> Dataset records:
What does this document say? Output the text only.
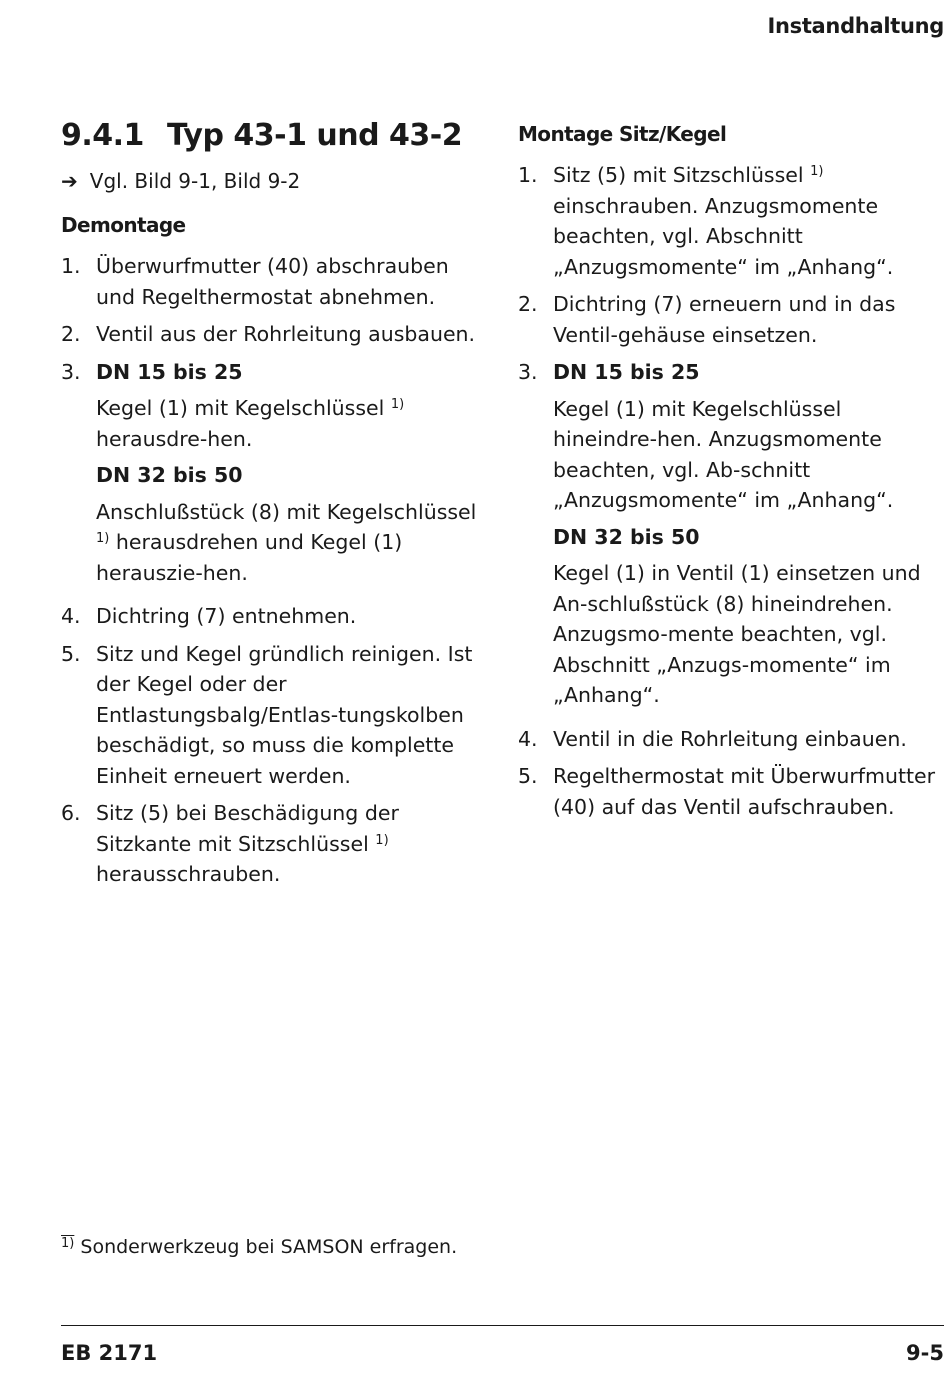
Instandhaltung
9.4.1 Typ 43-1 und 43-2
➔ Vgl. Bild 9-1, Bild 9-2
Demontage
1. Überwurfmutter (40) abschrauben und Regelthermostat abnehmen.
2. Ventil aus der Rohrleitung ausbauen.
3. DN 15 bis 25

Kegel (1) mit Kegelschlüssel $^{1)}$ herausdre-hen.

DN 32 bis 50

Anschlußstück (8) mit Kegelschlüssel $^{1)}$ herausdrehen und Kegel (1) herauszie-hen.

4. Dichtring (7) entnehmen.
5. Sitz und Kegel gründlich reinigen. Ist der Kegel oder der Entlastungsbalg/Entlas-tungskolben beschädigt, so muss die komplette Einheit erneuert werden.
6. Sitz (5) bei Beschädigung der Sitzkante mit Sitzschlüssel $^{1)}$ herausschrauben.
Montage Sitz/Kegel
1. Sitz (5) mit Sitzschlüssel $^{1)}$ einschrauben. Anzugsmomente beachten, vgl. Abschnitt „Anzugsmomente“ im „Anhang“.
2. Dichtring (7) erneuern und in das Ventil-gehäuse einsetzen.
3. DN 15 bis 25

Kegel (1) mit Kegelschlüssel hineindre-hen. Anzugsmomente beachten, vgl. Ab-schnitt „Anzugsmomente“ im „Anhang“.

DN 32 bis 50

Kegel (1) in Ventil (1) einsetzen und An-schlußstück (8) hineindrehen. Anzugsmo-mente beachten, vgl. Abschnitt „Anzugs-momente“ im „Anhang“.

4. Ventil in die Rohrleitung einbauen.
5. Regelthermostat mit Überwurfmutter (40) auf das Ventil aufschrauben.
$^{1)}$ Sonderwerkzeug bei SAMSON erfragen.
EB 2171	9-5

> Requirements: The records above must be transcribed exactly. Pictures are left out of the copy.

> Right answer:
What does this document say? Output the text only.
Instandhaltung
9.4.1 Typ 43-1 und 43-2
➔ Vgl. Bild 9-1, Bild 9-2
Demontage
1. Überwurfmutter (40) abschrauben und Regelthermostat abnehmen.
2. Ventil aus der Rohrleitung ausbauen.
3. DN 15 bis 25

Kegel (1) mit Kegelschlüssel $^{1)}$ herausdre-hen.

DN 32 bis 50

Anschlußstück (8) mit Kegelschlüssel $^{1)}$ herausdrehen und Kegel (1) herauszie-hen.

4. Dichtring (7) entnehmen.
5. Sitz und Kegel gründlich reinigen. Ist der Kegel oder der Entlastungsbalg/Entlas-tungskolben beschädigt, so muss die komplette Einheit erneuert werden.
6. Sitz (5) bei Beschädigung der Sitzkante mit Sitzschlüssel $^{1)}$ herausschrauben.
Montage Sitz/Kegel
1. Sitz (5) mit Sitzschlüssel $^{1)}$ einschrauben. Anzugsmomente beachten, vgl. Abschnitt „Anzugsmomente“ im „Anhang“.
2. Dichtring (7) erneuern und in das Ventil-gehäuse einsetzen.
3. DN 15 bis 25

Kegel (1) mit Kegelschlüssel hineindre-hen. Anzugsmomente beachten, vgl. Ab-schnitt „Anzugsmomente“ im „Anhang“.

DN 32 bis 50

Kegel (1) in Ventil (1) einsetzen und An-schlußstück (8) hineindrehen. Anzugsmo-mente beachten, vgl. Abschnitt „Anzugs-momente“ im „Anhang“.

4. Ventil in die Rohrleitung einbauen.
5. Regelthermostat mit Überwurfmutter (40) auf das Ventil aufschrauben.
$^{1)}$ Sonderwerkzeug bei SAMSON erfragen.
EB 2171	9-5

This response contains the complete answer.